## [What the exercise asks]
Each entry should be quoted word for word, including every mark of punctuation.

## [Data rows]

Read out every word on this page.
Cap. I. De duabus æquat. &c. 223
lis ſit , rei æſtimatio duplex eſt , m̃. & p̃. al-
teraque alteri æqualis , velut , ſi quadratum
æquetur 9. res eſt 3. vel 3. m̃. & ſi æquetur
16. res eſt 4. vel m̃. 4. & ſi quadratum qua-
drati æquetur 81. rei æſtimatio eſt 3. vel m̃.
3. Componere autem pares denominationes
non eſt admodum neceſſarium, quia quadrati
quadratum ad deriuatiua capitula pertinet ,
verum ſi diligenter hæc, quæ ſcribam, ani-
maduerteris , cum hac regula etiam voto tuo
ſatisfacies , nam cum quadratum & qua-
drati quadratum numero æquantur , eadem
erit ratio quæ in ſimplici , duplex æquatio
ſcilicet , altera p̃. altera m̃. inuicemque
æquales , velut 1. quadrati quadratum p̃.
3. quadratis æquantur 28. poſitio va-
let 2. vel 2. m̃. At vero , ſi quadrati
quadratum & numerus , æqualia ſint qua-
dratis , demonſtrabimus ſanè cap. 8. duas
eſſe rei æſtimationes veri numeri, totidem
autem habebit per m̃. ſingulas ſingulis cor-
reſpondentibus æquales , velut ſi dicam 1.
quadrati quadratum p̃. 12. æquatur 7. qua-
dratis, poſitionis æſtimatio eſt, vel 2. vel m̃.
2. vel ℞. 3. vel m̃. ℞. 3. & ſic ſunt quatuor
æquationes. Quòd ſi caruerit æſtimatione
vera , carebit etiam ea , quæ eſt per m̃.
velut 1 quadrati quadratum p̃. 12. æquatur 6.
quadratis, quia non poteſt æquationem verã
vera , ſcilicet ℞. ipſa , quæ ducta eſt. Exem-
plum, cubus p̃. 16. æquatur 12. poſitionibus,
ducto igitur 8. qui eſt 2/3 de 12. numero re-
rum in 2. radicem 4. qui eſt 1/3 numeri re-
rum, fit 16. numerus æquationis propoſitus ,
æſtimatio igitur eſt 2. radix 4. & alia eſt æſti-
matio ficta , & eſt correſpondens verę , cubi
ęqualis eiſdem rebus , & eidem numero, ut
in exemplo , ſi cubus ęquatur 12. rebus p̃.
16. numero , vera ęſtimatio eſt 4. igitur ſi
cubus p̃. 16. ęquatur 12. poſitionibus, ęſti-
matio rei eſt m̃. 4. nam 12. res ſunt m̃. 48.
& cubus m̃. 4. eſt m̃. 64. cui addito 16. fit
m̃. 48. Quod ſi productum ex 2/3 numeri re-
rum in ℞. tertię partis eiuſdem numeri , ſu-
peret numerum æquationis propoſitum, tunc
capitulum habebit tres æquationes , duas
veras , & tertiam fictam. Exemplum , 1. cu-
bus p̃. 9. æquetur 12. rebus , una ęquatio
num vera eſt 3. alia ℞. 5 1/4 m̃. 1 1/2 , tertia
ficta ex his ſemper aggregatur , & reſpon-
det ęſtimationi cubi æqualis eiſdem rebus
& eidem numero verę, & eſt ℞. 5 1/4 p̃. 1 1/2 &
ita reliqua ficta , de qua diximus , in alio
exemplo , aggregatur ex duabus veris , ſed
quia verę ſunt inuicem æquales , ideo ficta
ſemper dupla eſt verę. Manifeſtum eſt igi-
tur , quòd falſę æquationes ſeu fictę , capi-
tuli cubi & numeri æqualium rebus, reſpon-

## [Correct result]
Read out every word on this page.
Cap. I. De duabus æquat. &c. 223
lis ſit , rei æſtimatio duplex eſt , m̃. & p̃. al-
teraque alteri æqualis , velut , ſi quadratum
æquetur 9. res eſt 3. vel 3. m̃. & ſi æquetur
16. res eſt 4. vel m̃. 4. & ſi quadratum qua-
drati æquetur 81. rei æſtimatio eſt 3. vel m̃.
3. Componere autem pares denominationes
non eſt admodum neceſſarium, quia quadrati
quadratum ad deriuatiua capitula pertinet ,
verum ſi diligenter hæc, quæ ſcribam, ani-
maduerteris , cum hac regula etiam voto tuo
ſatisfacies , nam cum quadratum & qua-
drati quadratum numero æquantur , eadem
erit ratio quæ in ſimplici , duplex æquatio
ſcilicet , altera p̃. altera m̃. inuicemque
æquales , velut 1. quadrati quadratum p̃.
3. quadratis æquantur 28. poſitio va-
let 2. vel 2. m̃. At vero , ſi quadrati
quadratum & numerus , æqualia ſint qua-
dratis , demonſtrabimus ſanè cap. 8. duas
eſſe rei æſtimationes veri numeri, totidem
autem habebit per m̃. ſingulas ſingulis cor-
reſpondentibus æquales , velut ſi dicam 1.
quadrati quadratum p̃. 12. æquatur 7. qua-
dratis, poſitionis æſtimatio eſt, vel 2. vel m̃.
2. vel ℞. 3. vel m̃. ℞. 3. & ſic ſunt quatuor
æquationes. Quòd ſi caruerit æſtimatione
vera , carebit etiam ea , quæ eſt per m̃.
velut 1 quadrati quadratum p̃. 12. æquatur 6.
quadratis, quia non poteſt æquationem verã
vera , ſcilicet ℞. ipſa , quæ ducta eſt. Exem-
plum, cubus p̃. 16. æquatur 12. poſitionibus,
ducto igitur 8. qui eſt 2/3 de 12. numero re-
rum in 2. radicem 4. qui eſt 1/3 numeri re-
rum, fit 16. numerus æquationis propoſitus ,
æſtimatio igitur eſt 2. radix 4. & alia eſt æſti-
matio ficta , & eſt correſpondens verę , cubi
ęqualis eiſdem rebus , & eidem numero, ut
in exemplo , ſi cubus ęquatur 12. rebus p̃.
16. numero , vera ęſtimatio eſt 4. igitur ſi
cubus p̃. 16. ęquatur 12. poſitionibus, ęſti-
matio rei eſt m̃. 4. nam 12. res ſunt m̃. 48.
& cubus m̃. 4. eſt m̃. 64. cui addito 16. fit
m̃. 48. Quod ſi productum ex 2/3 numeri re-
rum in ℞. tertię partis eiuſdem numeri , ſu-
peret numerum æquationis propoſitum, tunc
capitulum habebit tres æquationes , duas
veras , & tertiam fictam. Exemplum , 1. cu-
bus p̃. 9. æquetur 12. rebus , una ęquatio
num vera eſt 3. alia ℞. 5 1/4 m̃. 1 1/2 , tertia
ficta ex his ſemper aggregatur , & reſpon-
det ęſtimationi cubi æqualis eiſdem rebus
& eidem numero verę, & eſt ℞. 5 1/4 p̃. 1 1/2 &
ita reliqua ficta , de qua diximus , in alio
exemplo , aggregatur ex duabus veris , ſed
quia verę ſunt inuicem æquales , ideo ficta
ſemper dupla eſt verę. Manifeſtum eſt igi-
tur , quòd falſę æquationes ſeu fictę , capi-
tuli cubi & numeri æqualium rebus, reſpon-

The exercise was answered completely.